Your objective — Strip the pictures and reproduce the rest of the listing exactly.

Excerpted data —
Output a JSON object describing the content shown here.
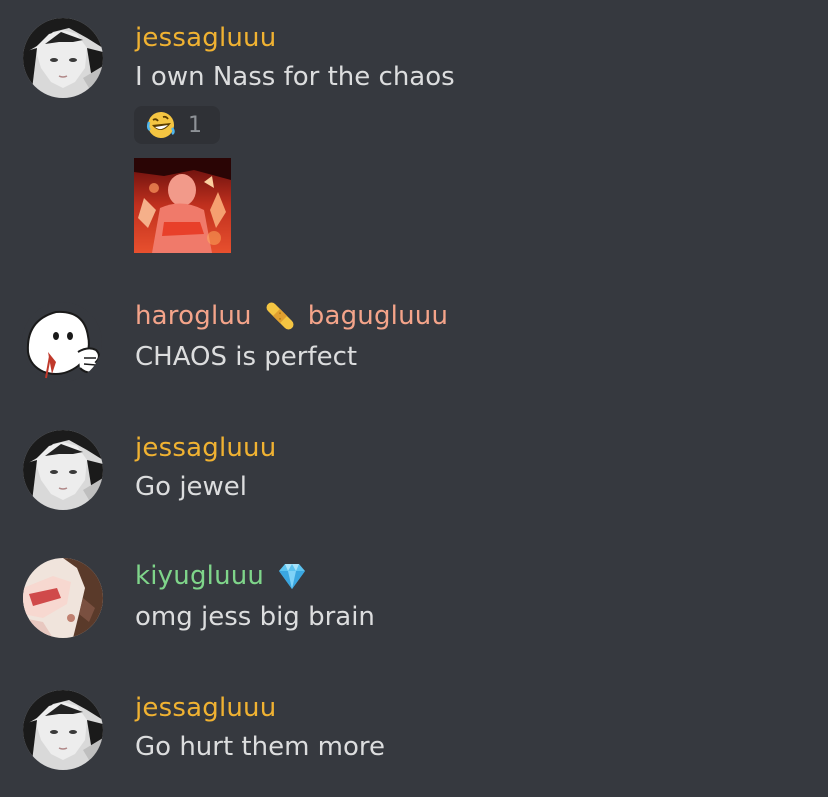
{
  "colors": {
    "background": "#36393f",
    "jessagluuu": "#f0b232",
    "harogluu": "#f4a48a",
    "bagugluuu": "#f4a48a",
    "kiyugluuu": "#7fd58a",
    "text": "#dcddde",
    "muted": "#8e9297"
  },
  "messages": [
    {
      "author": "jessagluuu",
      "text": "I own Nass for the chaos",
      "reaction": {
        "emoji": "rofl-emoji",
        "count": "1"
      },
      "attachment": "gif-thumbnail"
    },
    {
      "author": "harogluu",
      "connector_icon": "bandage-icon",
      "second_author": "bagugluuu",
      "text": "CHAOS is perfect"
    },
    {
      "author": "jessagluuu",
      "text": "Go jewel"
    },
    {
      "author": "kiyugluuu",
      "badge_icon": "diamond-icon",
      "text": "omg jess big brain"
    },
    {
      "author": "jessagluuu",
      "text": "Go hurt them more"
    }
  ]
}
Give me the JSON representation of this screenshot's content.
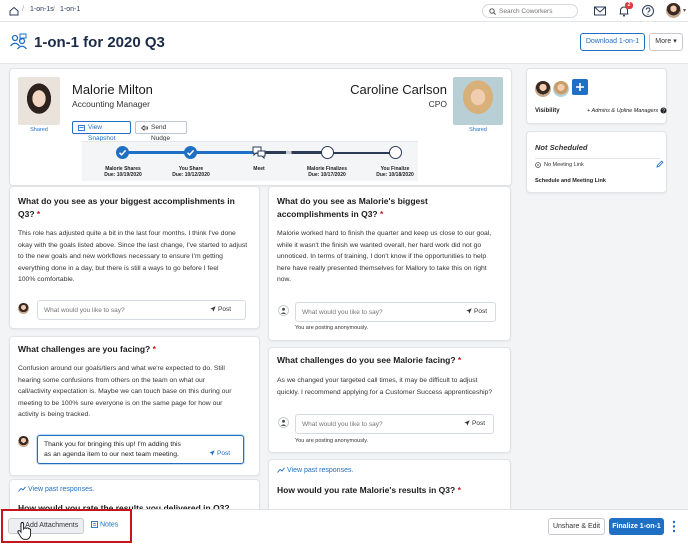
{
  "breadcrumb": {
    "items": [
      "1-on-1s",
      "1-on-1"
    ],
    "separator": "/"
  },
  "topbar": {
    "search_placeholder": "Search Coworkers",
    "notification_count": "2"
  },
  "page": {
    "title": "1-on-1 for 2020 Q3",
    "download_label": "Download 1-on-1",
    "more_label": "More"
  },
  "participants": {
    "left": {
      "name": "Malorie Milton",
      "role": "Accounting Manager",
      "shared_label": "Shared",
      "view_snapshot_label": "View Snapshot",
      "send_nudge_label": "Send Nudge"
    },
    "right": {
      "name": "Caroline Carlson",
      "role": "CPO",
      "shared_label": "Shared"
    }
  },
  "steps": [
    {
      "label": "Malorie Shares",
      "due": "Due: 10/19/2020",
      "state": "done"
    },
    {
      "label": "You Share",
      "due": "Due: 10/12/2020",
      "state": "done"
    },
    {
      "label": "Meet",
      "due": "",
      "state": "current"
    },
    {
      "label": "Malorie Finalizes",
      "due": "Due: 10/17/2020",
      "state": "todo"
    },
    {
      "label": "You Finalize",
      "due": "Due: 10/18/2020",
      "state": "todo"
    }
  ],
  "sidebar": {
    "visibility_label": "Visibility",
    "visibility_value": "+ Admins & Upline Managers",
    "not_scheduled_title": "Not Scheduled",
    "no_meeting_link": "No Meeting Link",
    "schedule_link_label": "Schedule and Meeting Link"
  },
  "left_column": {
    "q1": {
      "title_line1": "What do you see as your biggest accomplishments in",
      "title_line2": "Q3?",
      "required_mark": "*",
      "answer_lines": [
        "This role has adjusted quite a bit in the last four months. I think I've done",
        "okay with the goals listed above. Since the last change, I've started to adjust",
        "to the new goals and new workflows necessary to ensure I'm getting",
        "everything done in a day, but there is still a ways to go before I feel",
        "100% comfortable."
      ],
      "comment_placeholder": "What would you like to say?",
      "post_label": "Post"
    },
    "q2": {
      "title": "What challenges are you facing?",
      "required_mark": "*",
      "answer_lines": [
        "Confusion around our goals/tiers and what we're expected to do. Still",
        "hearing some confusions from others on the team on what our",
        "call/activity expectation is. Maybe we can touch base on this during our",
        "meeting to be 100% sure everyone is on the same page for how our",
        "activity is being tracked."
      ],
      "comment_lines": [
        "Thank you for bringing this up! I'm adding this",
        "as an agenda item to our next team meeting."
      ],
      "post_label": "Post"
    },
    "view_past_label": "View past responses.",
    "q3_title": "How would you rate the results you delivered in Q3?"
  },
  "right_column": {
    "q1": {
      "title_line1": "What do you see as Malorie's biggest",
      "title_line2": "accomplishments in Q3?",
      "required_mark": "*",
      "answer_lines": [
        "Malorie worked hard to finish the quarter and keep us close to our goal,",
        "while it wasn't the finish we wanted overall, her hard work did not go",
        "unnoticed. In terms of training, I don't know if the opportunities to help",
        "here have really presented themselves for Mallory to take this on right",
        "now."
      ],
      "comment_placeholder": "What would you like to say?",
      "post_label": "Post",
      "anon_note": "You are posting anonymously."
    },
    "q2": {
      "title": "What challenges do you see Malorie facing?",
      "required_mark": "*",
      "answer_lines": [
        "As we changed your targeted call times, it may be difficult to adjust",
        "quickly. I recommend applying for a Customer Success apprenticeship?"
      ],
      "comment_placeholder": "What would you like to say?",
      "post_label": "Post",
      "anon_note": "You are posting anonymously."
    },
    "view_past_label": "View past responses.",
    "q3_title": "How would you rate Malorie's results in Q3?",
    "q3_required_mark": "*"
  },
  "bottom": {
    "add_attachments_label": "Add Attachments",
    "notes_label": "Notes",
    "unshare_label": "Unshare & Edit",
    "finalize_label": "Finalize 1-on-1"
  },
  "colors": {
    "accent": "#1f6fc5",
    "header_text": "#1b2b48",
    "highlight_frame": "#c4161c"
  }
}
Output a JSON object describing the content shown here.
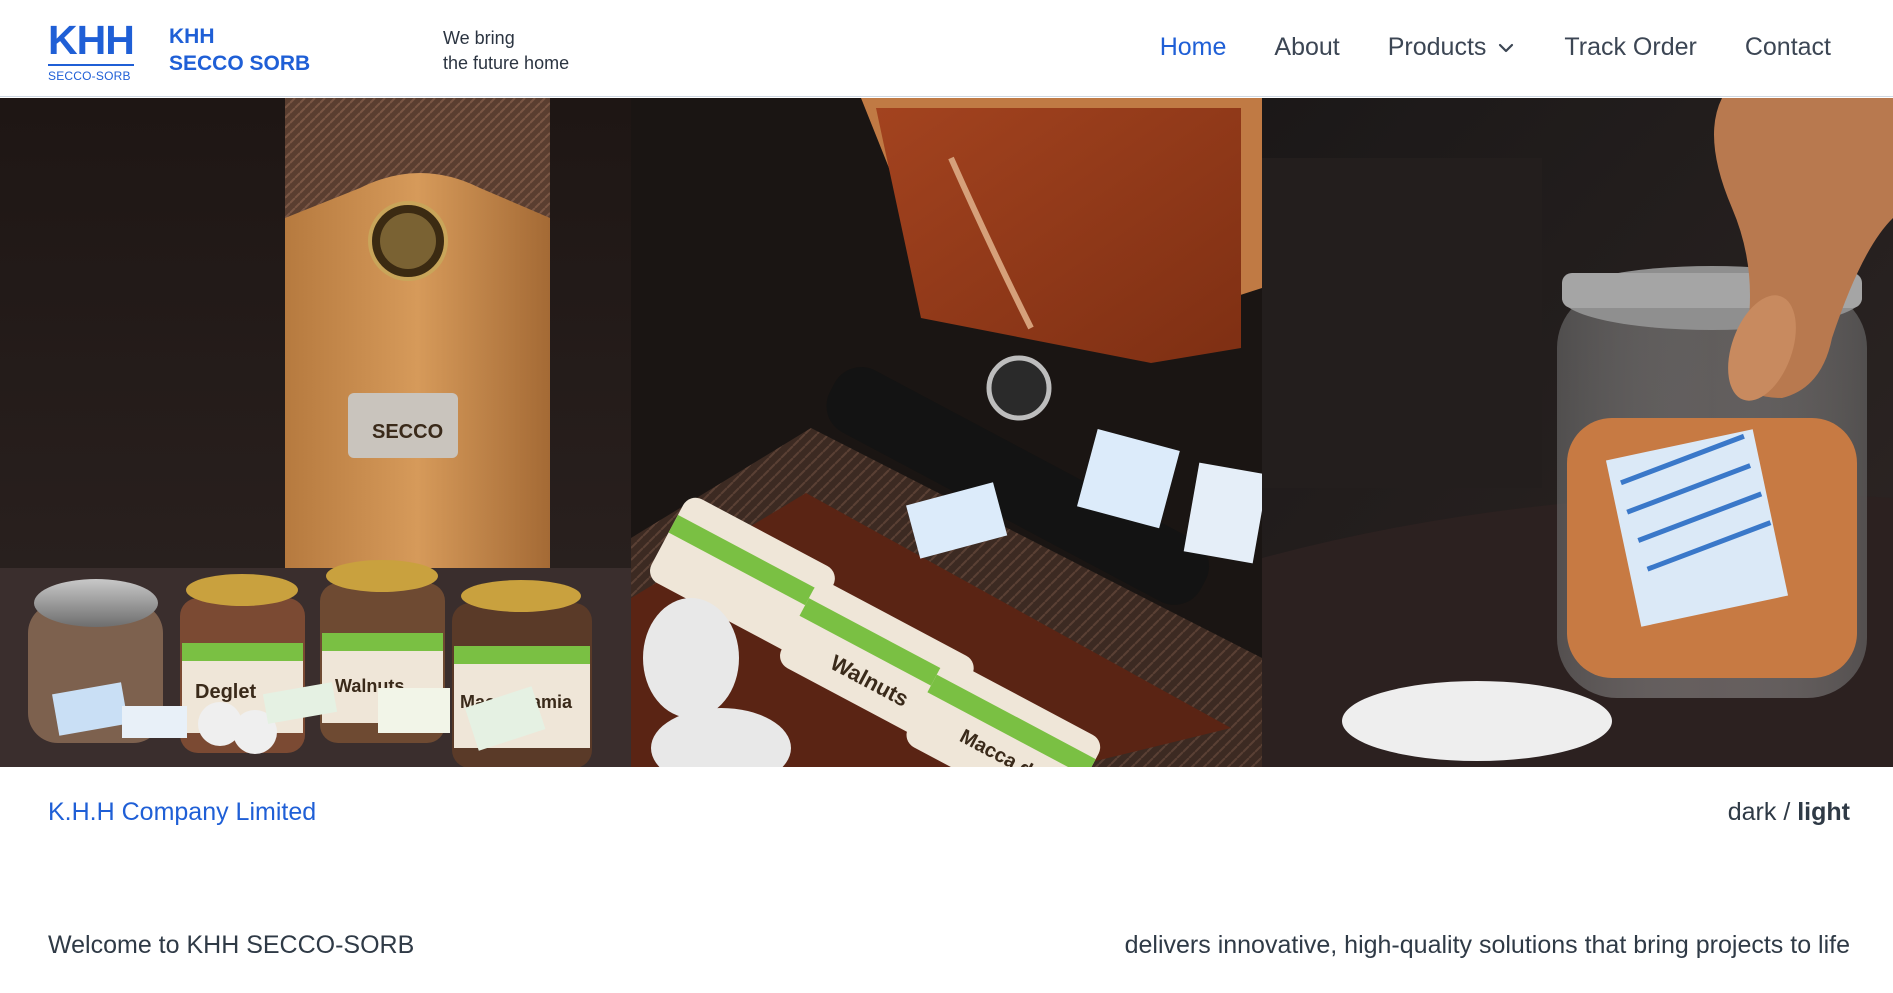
{
  "header": {
    "logo": {
      "mark": "KHH",
      "sub": "SECCO-SORB"
    },
    "brand": {
      "line1": "KHH",
      "line2": "SECCO SORB"
    },
    "tagline": {
      "line1": "We bring",
      "line2": "the future home"
    },
    "nav": {
      "home": "Home",
      "about": "About",
      "products": "Products",
      "track_order": "Track Order",
      "contact": "Contact"
    }
  },
  "hero": {
    "panel1_labels": [
      "SECCO",
      "Deglet",
      "Walnuts",
      "Macca damia"
    ],
    "panel2_labels": [
      "Walnuts",
      "Macca damia"
    ]
  },
  "footer_bar": {
    "company": "K.H.H Company Limited",
    "theme_dark": "dark",
    "theme_sep": " / ",
    "theme_light": "light"
  },
  "intro": {
    "welcome": "Welcome to KHH SECCO-SORB",
    "tagline": "delivers innovative, high-quality solutions that bring projects to life"
  },
  "colors": {
    "accent": "#1f5fd6",
    "text": "#2f3a46",
    "nav_text": "#3c4654"
  }
}
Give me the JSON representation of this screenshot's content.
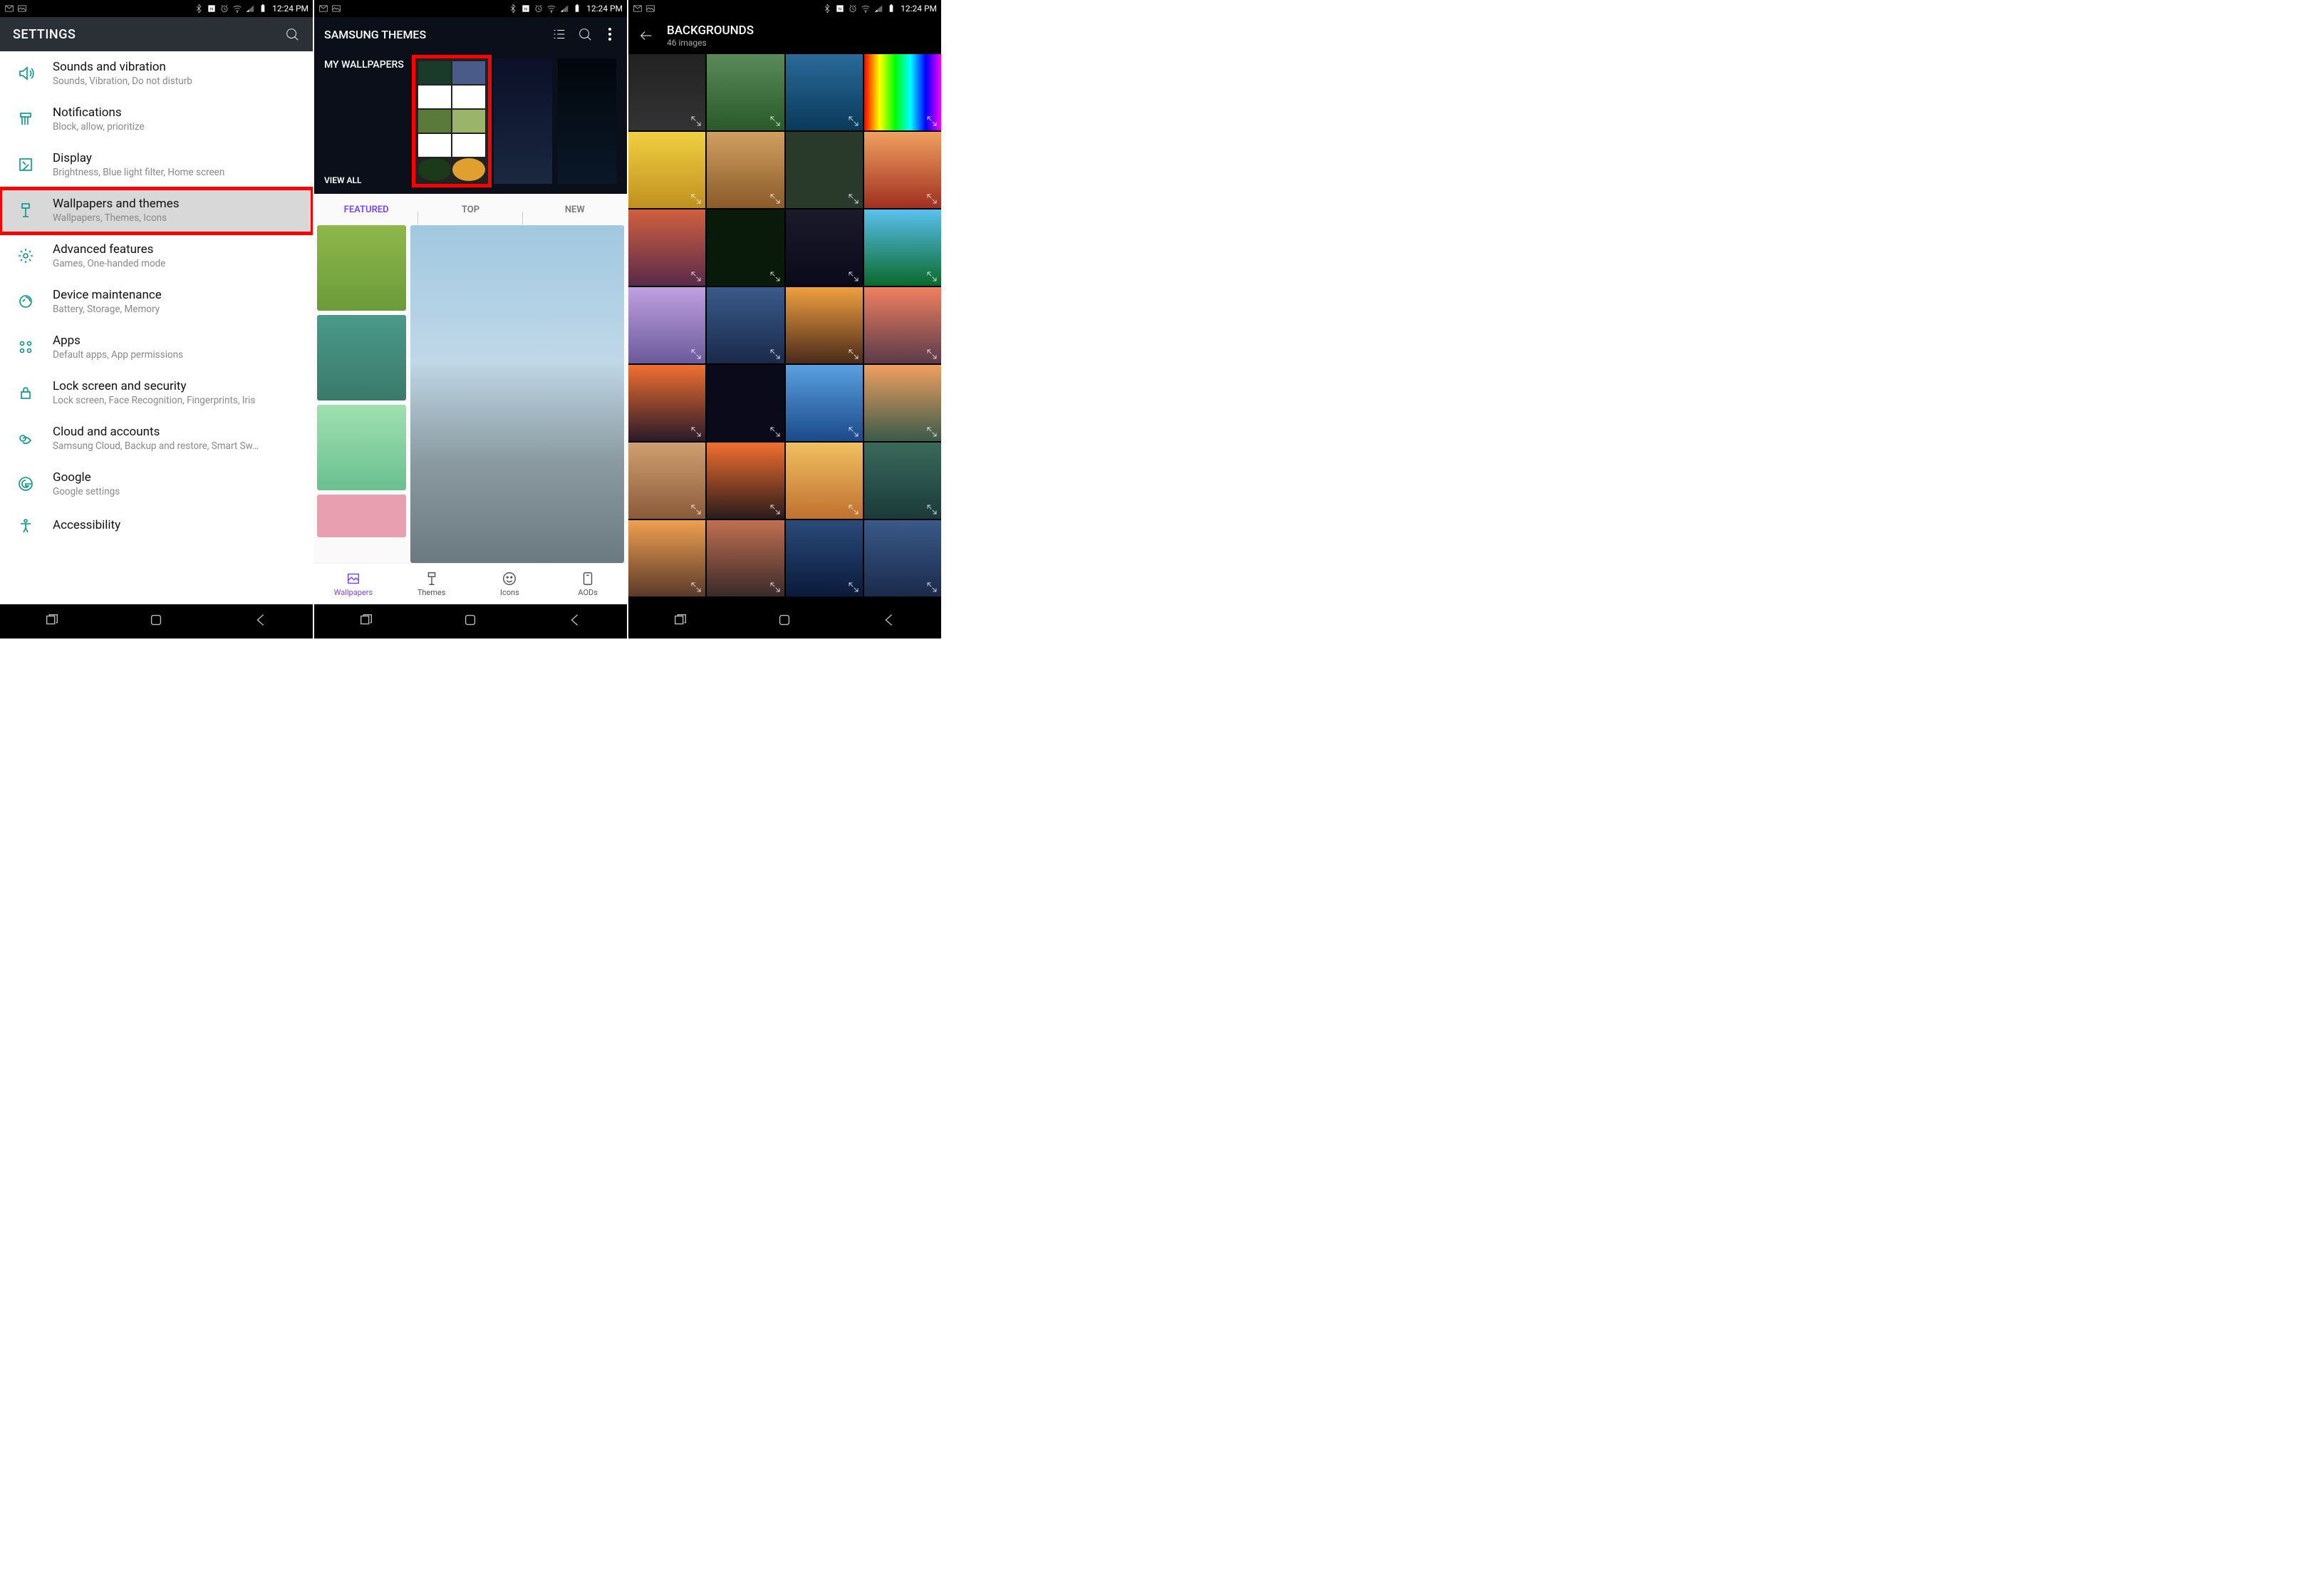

Exercise solution —
Output a JSON object describing the content shown here.
{
  "colors": {
    "background": "#36393f",
    "jessagluuu": "#f0b232",
    "harogluu": "#f4a48a",
    "bagugluuu": "#f4a48a",
    "kiyugluuu": "#7fd58a",
    "text": "#dcddde",
    "muted": "#8e9297"
  },
  "messages": [
    {
      "author": "jessagluuu",
      "text": "I own Nass for the chaos",
      "reaction": {
        "emoji": "rofl-emoji",
        "count": "1"
      },
      "attachment": "gif-thumbnail"
    },
    {
      "author": "harogluu",
      "connector_icon": "bandage-icon",
      "second_author": "bagugluuu",
      "text": "CHAOS is perfect"
    },
    {
      "author": "jessagluuu",
      "text": "Go jewel"
    },
    {
      "author": "kiyugluuu",
      "badge_icon": "diamond-icon",
      "text": "omg jess big brain"
    },
    {
      "author": "jessagluuu",
      "text": "Go hurt them more"
    }
  ]
}
Give me the JSON representation of this screenshot's content.
{
  "breadcrumb": {
    "items": [
      "1-on-1s",
      "1-on-1"
    ],
    "separator": "/"
  },
  "topbar": {
    "search_placeholder": "Search Coworkers",
    "notification_count": "2"
  },
  "page": {
    "title": "1-on-1 for 2020 Q3",
    "download_label": "Download 1-on-1",
    "more_label": "More"
  },
  "participants": {
    "left": {
      "name": "Malorie Milton",
      "role": "Accounting Manager",
      "shared_label": "Shared",
      "view_snapshot_label": "View Snapshot",
      "send_nudge_label": "Send Nudge"
    },
    "right": {
      "name": "Caroline Carlson",
      "role": "CPO",
      "shared_label": "Shared"
    }
  },
  "steps": [
    {
      "label": "Malorie Shares",
      "due": "Due: 10/19/2020",
      "state": "done"
    },
    {
      "label": "You Share",
      "due": "Due: 10/12/2020",
      "state": "done"
    },
    {
      "label": "Meet",
      "due": "",
      "state": "current"
    },
    {
      "label": "Malorie Finalizes",
      "due": "Due: 10/17/2020",
      "state": "todo"
    },
    {
      "label": "You Finalize",
      "due": "Due: 10/18/2020",
      "state": "todo"
    }
  ],
  "sidebar": {
    "visibility_label": "Visibility",
    "visibility_value": "+ Admins & Upline Managers",
    "not_scheduled_title": "Not Scheduled",
    "no_meeting_link": "No Meeting Link",
    "schedule_link_label": "Schedule and Meeting Link"
  },
  "left_column": {
    "q1": {
      "title_line1": "What do you see as your biggest accomplishments in",
      "title_line2": "Q3?",
      "required_mark": "*",
      "answer_lines": [
        "This role has adjusted quite a bit in the last four months. I think I've done",
        "okay with the goals listed above. Since the last change, I've started to adjust",
        "to the new goals and new workflows necessary to ensure I'm getting",
        "everything done in a day, but there is still a ways to go before I feel",
        "100% comfortable."
      ],
      "comment_placeholder": "What would you like to say?",
      "post_label": "Post"
    },
    "q2": {
      "title": "What challenges are you facing?",
      "required_mark": "*",
      "answer_lines": [
        "Confusion around our goals/tiers and what we're expected to do. Still",
        "hearing some confusions from others on the team on what our",
        "call/activity expectation is. Maybe we can touch base on this during our",
        "meeting to be 100% sure everyone is on the same page for how our",
        "activity is being tracked."
      ],
      "comment_lines": [
        "Thank you for bringing this up! I'm adding this",
        "as an agenda item to our next team meeting."
      ],
      "post_label": "Post"
    },
    "view_past_label": "View past responses.",
    "q3_title": "How would you rate the results you delivered in Q3?"
  },
  "right_column": {
    "q1": {
      "title_line1": "What do you see as Malorie's biggest",
      "title_line2": "accomplishments in Q3?",
      "required_mark": "*",
      "answer_lines": [
        "Malorie worked hard to finish the quarter and keep us close to our goal,",
        "while it wasn't the finish we wanted overall, her hard work did not go",
        "unnoticed. In terms of training, I don't know if the opportunities to help",
        "here have really presented themselves for Mallory to take this on right",
        "now."
      ],
      "comment_placeholder": "What would you like to say?",
      "post_label": "Post",
      "anon_note": "You are posting anonymously."
    },
    "q2": {
      "title": "What challenges do you see Malorie facing?",
      "required_mark": "*",
      "answer_lines": [
        "As we changed your targeted call times, it may be difficult to adjust",
        "quickly. I recommend applying for a Customer Success apprenticeship?"
      ],
      "comment_placeholder": "What would you like to say?",
      "post_label": "Post",
      "anon_note": "You are posting anonymously."
    },
    "view_past_label": "View past responses.",
    "q3_title": "How would you rate Malorie's results in Q3?",
    "q3_required_mark": "*"
  },
  "bottom": {
    "add_attachments_label": "Add Attachments",
    "notes_label": "Notes",
    "unshare_label": "Unshare & Edit",
    "finalize_label": "Finalize 1-on-1"
  },
  "colors": {
    "accent": "#1f6fc5",
    "header_text": "#1b2b48",
    "highlight_frame": "#c4161c"
  }
}
Output a JSON object describing the content shown here.
{
  "header": {
    "logo": {
      "mark": "KHH",
      "sub": "SECCO-SORB"
    },
    "brand": {
      "line1": "KHH",
      "line2": "SECCO SORB"
    },
    "tagline": {
      "line1": "We bring",
      "line2": "the future home"
    },
    "nav": {
      "home": "Home",
      "about": "About",
      "products": "Products",
      "track_order": "Track Order",
      "contact": "Contact"
    }
  },
  "hero": {
    "panel1_labels": [
      "SECCO",
      "Deglet",
      "Walnuts",
      "Macca damia"
    ],
    "panel2_labels": [
      "Walnuts",
      "Macca damia"
    ]
  },
  "footer_bar": {
    "company": "K.H.H Company Limited",
    "theme_dark": "dark",
    "theme_sep": " / ",
    "theme_light": "light"
  },
  "intro": {
    "welcome": "Welcome to KHH SECCO-SORB",
    "tagline": "delivers innovative, high-quality solutions that bring projects to life"
  },
  "colors": {
    "accent": "#1f5fd6",
    "text": "#2f3a46",
    "nav_text": "#3c4654"
  }
}
Give me the JSON representation of this screenshot's content.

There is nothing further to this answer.